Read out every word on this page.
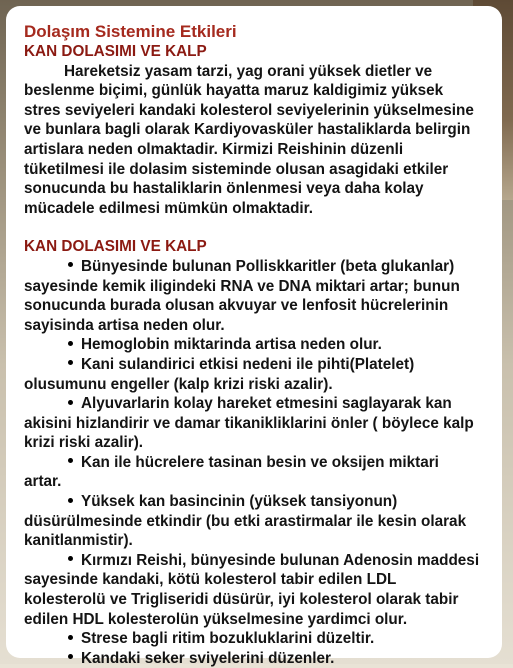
Dolaşım Sistemine Etkileri
KAN DOLASIMI VE KALP

Hareketsiz yasam tarzi, yag orani yüksek dietler ve beslenme biçimi, günlük hayatta maruz kaldigimiz yüksek stres seviyeleri kandaki kolesterol seviyelerinin yükselmesine ve bunlara bagli olarak Kardiyovasküler hastaliklarda belirgin artislara neden olmaktadir. Kirmizi Reishinin düzenli tüketilmesi ile dolasim sisteminde olusan asagidaki etkiler sonucunda bu hastaliklarin önlenmesi veya daha kolay mücadele edilmesi mümkün olmaktadir.

KAN DOLASIMI VE KALP
Bünyesinde bulunan Polliskkaritler (beta glukanlar) sayesinde kemik iligindeki RNA ve DNA miktari artar; bunun sonucunda burada olusan akvuyar ve lenfosit hücrelerinin sayisinda artisa neden olur.
Hemoglobin miktarinda artisa neden olur.
Kani sulandirici etkisi nedeni ile pihti(Platelet) olusumunu engeller (kalp krizi riski azalir).
Alyuvarlarin kolay hareket etmesini saglayarak kan akisini hizlandirir ve damar tikanikliklarini önler ( böylece kalp krizi riski azalir).
Kan ile hücrelere tasinan besin ve oksijen miktari artar.
Yüksek kan basincinin (yüksek tansiyonun) düsürülmesinde etkindir (bu etki arastirmalar ile kesin olarak kanitlanmistir).
Kırmızı Reishi, bünyesinde bulunan Adenosin maddesi sayesinde kandaki, kötü kolesterol tabir edilen LDL kolesterolü ve Trigliseridi düsürür, iyi kolesterol olarak tabir edilen HDL kolesterolün yükselmesine yardimci olur.
Strese bagli ritim bozukluklarini düzeltir.
Kandaki seker sviyelerini düzenler.
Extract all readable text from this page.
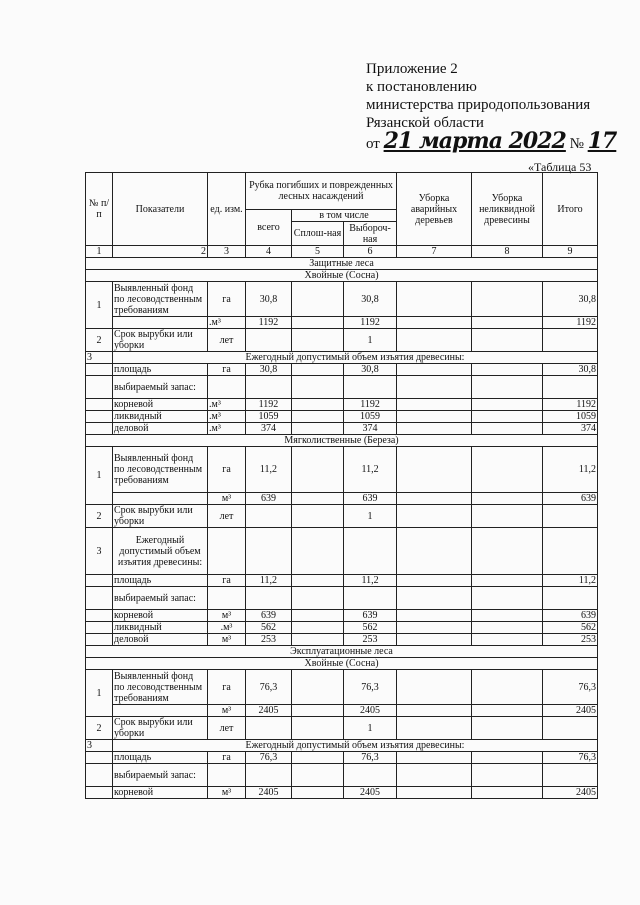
Приложение 2
к постановлению
министерства природопользования
Рязанской области
от 21 марта 2022 № 17
«Таблица 53
№ п/п	Показатели	ед. изм.	Рубка погибших и поврежденных лесных насаждений			Уборка аварийных деревьев	Уборка неликвидной древесины	Итого
			всего	в том числе				
				Сплош-ная	Выбороч-ная			
1	2	3	4	5	6	7	8	9
Защитные леса								
Хвойные (Сосна)								
1	Выявленный фонд по лесоводственным требованиям	га	30,8		30,8			30,8
		.м³	1192		1192			1192
2	Срок вырубки или уборки	лет			1			
3	Ежегодный допустимый объем изъятия древесины:							
	площадь	га	30,8		30,8			30,8
	выбираемый запас:							
	корневой	.м³	1192		1192			1192
	ликвидный	.м³	1059		1059			1059
	деловой	.м³	374		374			374
Мягколиственные (Береза)								
1	Выявленный фонд по лесоводственным требованиям	га	11,2		11,2			11,2
		м³	639		639			639
2	Срок вырубки или уборки	лет			1			
3	Ежегодный допустимый объем изъятия древесины:							
	площадь	га	11,2		11,2			11,2
	выбираемый запас:							
	корневой	м³	639		639			639
	ликвидный	.м³	562		562			562
	деловой	м³	253		253			253
Эксплуатационные леса								
Хвойные (Сосна)								
1	Выявленный фонд по лесоводственным требованиям	га	76,3		76,3			76,3
		м³	2405		2405			2405
2	Срок вырубки или уборки	лет			1			
3	Ежегодный допустимый объем изъятия древесины:							
	площадь	га	76,3		76,3			76,3
	выбираемый запас:							
	корневой	м³	2405		2405			2405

______________________________

**DO THIS:** Reproduce the data word for word, excluding its pictures.

**RESPONSE FOR THIS EXERCISE:**
Read out every word on this page.
Dolaşım Sistemine Etkileri
KAN DOLASIMI VE KALP

Hareketsiz yasam tarzi, yag orani yüksek dietler ve beslenme biçimi, günlük hayatta maruz kaldigimiz yüksek stres seviyeleri kandaki kolesterol seviyelerinin yükselmesine ve bunlara bagli olarak Kardiyovasküler hastaliklarda belirgin artislara neden olmaktadir. Kirmizi Reishinin düzenli tüketilmesi ile dolasim sisteminde olusan asagidaki etkiler sonucunda bu hastaliklarin önlenmesi veya daha kolay mücadele edilmesi mümkün olmaktadir.

KAN DOLASIMI VE KALP
Bünyesinde bulunan Polliskkaritler (beta glukanlar) sayesinde kemik iligindeki RNA ve DNA miktari artar; bunun sonucunda burada olusan akvuyar ve lenfosit hücrelerinin sayisinda artisa neden olur.
Hemoglobin miktarinda artisa neden olur.
Kani sulandirici etkisi nedeni ile pihti(Platelet) olusumunu engeller (kalp krizi riski azalir).
Alyuvarlarin kolay hareket etmesini saglayarak kan akisini hizlandirir ve damar tikanikliklarini önler ( böylece kalp krizi riski azalir).
Kan ile hücrelere tasinan besin ve oksijen miktari artar.
Yüksek kan basincinin (yüksek tansiyonun) düsürülmesinde etkindir (bu etki arastirmalar ile kesin olarak kanitlanmistir).
Kırmızı Reishi, bünyesinde bulunan Adenosin maddesi sayesinde kandaki, kötü kolesterol tabir edilen LDL kolesterolü ve Trigliseridi düsürür, iyi kolesterol olarak tabir edilen HDL kolesterolün yükselmesine yardimci olur.
Strese bagli ritim bozukluklarini düzeltir.
Kandaki seker sviyelerini düzenler.
Extract all readable text from this page.
Приложение 2
к постановлению
министерства природопользования
Рязанской области
от 21 марта 2022 № 17
«Таблица 53
№ п/п	Показатели	ед. изм.	Рубка погибших и поврежденных лесных насаждений			Уборка аварийных деревьев	Уборка неликвидной древесины	Итого
			всего	в том числе				
				Сплош-ная	Выбороч-ная			
1	2	3	4	5	6	7	8	9
Защитные леса								
Хвойные (Сосна)								
1	Выявленный фонд по лесоводственным требованиям	га	30,8		30,8			30,8
		.м³	1192		1192			1192
2	Срок вырубки или уборки	лет			1			
3	Ежегодный допустимый объем изъятия древесины:							
	площадь	га	30,8		30,8			30,8
	выбираемый запас:							
	корневой	.м³	1192		1192			1192
	ликвидный	.м³	1059		1059			1059
	деловой	.м³	374		374			374
Мягколиственные (Береза)								
1	Выявленный фонд по лесоводственным требованиям	га	11,2		11,2			11,2
		м³	639		639			639
2	Срок вырубки или уборки	лет			1			
3	Ежегодный допустимый объем изъятия древесины:							
	площадь	га	11,2		11,2			11,2
	выбираемый запас:							
	корневой	м³	639		639			639
	ликвидный	.м³	562		562			562
	деловой	м³	253		253			253
Эксплуатационные леса								
Хвойные (Сосна)								
1	Выявленный фонд по лесоводственным требованиям	га	76,3		76,3			76,3
		м³	2405		2405			2405
2	Срок вырубки или уборки	лет			1			
3	Ежегодный допустимый объем изъятия древесины:							
	площадь	га	76,3		76,3			76,3
	выбираемый запас:							
	корневой	м³	2405		2405			2405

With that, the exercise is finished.